RECORDS PROVIDED:
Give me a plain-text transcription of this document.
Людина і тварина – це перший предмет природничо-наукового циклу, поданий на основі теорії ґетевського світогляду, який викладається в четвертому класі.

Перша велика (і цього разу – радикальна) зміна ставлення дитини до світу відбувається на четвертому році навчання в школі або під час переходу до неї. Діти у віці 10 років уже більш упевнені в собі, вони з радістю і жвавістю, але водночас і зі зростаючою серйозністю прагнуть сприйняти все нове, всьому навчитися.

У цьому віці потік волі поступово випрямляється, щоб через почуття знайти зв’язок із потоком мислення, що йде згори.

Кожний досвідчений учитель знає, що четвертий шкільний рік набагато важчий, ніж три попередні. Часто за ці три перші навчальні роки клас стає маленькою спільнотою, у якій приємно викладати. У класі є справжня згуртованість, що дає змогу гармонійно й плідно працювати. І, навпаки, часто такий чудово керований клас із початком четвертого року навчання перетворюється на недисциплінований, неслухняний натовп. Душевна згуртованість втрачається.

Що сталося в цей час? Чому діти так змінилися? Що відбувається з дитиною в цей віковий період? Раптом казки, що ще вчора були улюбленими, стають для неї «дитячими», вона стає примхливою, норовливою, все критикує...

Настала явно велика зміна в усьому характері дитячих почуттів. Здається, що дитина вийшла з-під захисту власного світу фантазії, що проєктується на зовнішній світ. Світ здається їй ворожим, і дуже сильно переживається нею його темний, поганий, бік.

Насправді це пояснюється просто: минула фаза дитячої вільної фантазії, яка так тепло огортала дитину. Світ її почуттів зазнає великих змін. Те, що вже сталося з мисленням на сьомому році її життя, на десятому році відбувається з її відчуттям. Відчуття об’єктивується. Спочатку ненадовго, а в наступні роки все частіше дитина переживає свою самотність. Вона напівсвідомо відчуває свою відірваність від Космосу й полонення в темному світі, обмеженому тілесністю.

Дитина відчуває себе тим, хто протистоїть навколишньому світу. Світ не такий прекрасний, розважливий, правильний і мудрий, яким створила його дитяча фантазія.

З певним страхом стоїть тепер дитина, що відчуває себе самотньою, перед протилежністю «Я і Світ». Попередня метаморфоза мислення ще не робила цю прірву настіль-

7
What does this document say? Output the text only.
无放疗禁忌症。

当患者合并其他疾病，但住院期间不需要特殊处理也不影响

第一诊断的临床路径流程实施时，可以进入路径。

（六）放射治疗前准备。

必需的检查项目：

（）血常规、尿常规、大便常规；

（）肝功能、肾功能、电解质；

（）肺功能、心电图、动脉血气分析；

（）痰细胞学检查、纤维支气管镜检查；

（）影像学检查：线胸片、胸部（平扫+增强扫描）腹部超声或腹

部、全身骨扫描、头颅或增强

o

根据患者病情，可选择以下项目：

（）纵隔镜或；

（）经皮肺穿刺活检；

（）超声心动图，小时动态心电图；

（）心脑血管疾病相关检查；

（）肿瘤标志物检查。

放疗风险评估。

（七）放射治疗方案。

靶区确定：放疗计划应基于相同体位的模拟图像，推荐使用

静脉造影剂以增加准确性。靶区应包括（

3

PROBLEM DESCRIPTION: List every line in the records above that contains the word "четвертому".

THE COMPLETED TASK:
Людина і тварина – це перший предмет природничо-наукового циклу, поданий на основі теорії ґетевського світогляду, який викладається в четвертому класі.
Перша велика (і цього разу – радикальна) зміна ставлення дитини до світу відбувається на четвертому році навчання в школі або під час переходу до неї. Діти у віці 10 років уже більш упевнені в собі, вони з радістю і жвавістю, але водночас і зі зростаючою серйозністю прагнуть сприйняти все нове, всьому навчитися.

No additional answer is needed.